**Task statement**
What lines of the data hold the string "JSON"? Pull each one out.

[Dataset records]

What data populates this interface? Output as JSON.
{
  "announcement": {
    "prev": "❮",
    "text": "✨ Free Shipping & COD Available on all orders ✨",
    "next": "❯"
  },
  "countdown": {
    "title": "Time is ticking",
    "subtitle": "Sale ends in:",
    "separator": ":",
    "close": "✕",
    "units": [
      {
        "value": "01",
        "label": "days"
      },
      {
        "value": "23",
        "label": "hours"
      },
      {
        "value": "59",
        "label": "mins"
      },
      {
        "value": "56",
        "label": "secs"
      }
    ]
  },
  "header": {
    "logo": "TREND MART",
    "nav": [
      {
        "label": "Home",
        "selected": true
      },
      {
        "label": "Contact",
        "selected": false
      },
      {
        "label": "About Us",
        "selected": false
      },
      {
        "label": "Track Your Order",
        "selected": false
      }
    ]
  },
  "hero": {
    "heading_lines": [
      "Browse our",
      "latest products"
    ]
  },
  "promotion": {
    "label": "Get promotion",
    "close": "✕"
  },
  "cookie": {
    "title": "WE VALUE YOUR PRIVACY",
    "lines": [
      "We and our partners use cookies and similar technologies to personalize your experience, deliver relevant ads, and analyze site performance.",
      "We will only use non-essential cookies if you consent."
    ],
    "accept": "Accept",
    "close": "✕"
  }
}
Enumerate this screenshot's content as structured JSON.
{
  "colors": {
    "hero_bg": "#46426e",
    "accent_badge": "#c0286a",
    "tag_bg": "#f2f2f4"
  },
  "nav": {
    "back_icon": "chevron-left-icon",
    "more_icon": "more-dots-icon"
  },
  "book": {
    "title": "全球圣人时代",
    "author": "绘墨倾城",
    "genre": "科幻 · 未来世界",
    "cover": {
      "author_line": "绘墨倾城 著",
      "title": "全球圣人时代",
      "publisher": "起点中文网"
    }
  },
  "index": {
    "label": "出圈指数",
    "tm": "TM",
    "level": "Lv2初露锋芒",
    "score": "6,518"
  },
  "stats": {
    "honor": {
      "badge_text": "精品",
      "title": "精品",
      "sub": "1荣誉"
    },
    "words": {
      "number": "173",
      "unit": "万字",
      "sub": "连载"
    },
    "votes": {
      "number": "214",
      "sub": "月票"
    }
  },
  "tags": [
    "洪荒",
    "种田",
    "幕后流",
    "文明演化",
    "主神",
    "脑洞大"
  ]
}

**Finished task**
What data populates this interface? Output as JSON.
Enumerate this screenshot's content as structured JSON.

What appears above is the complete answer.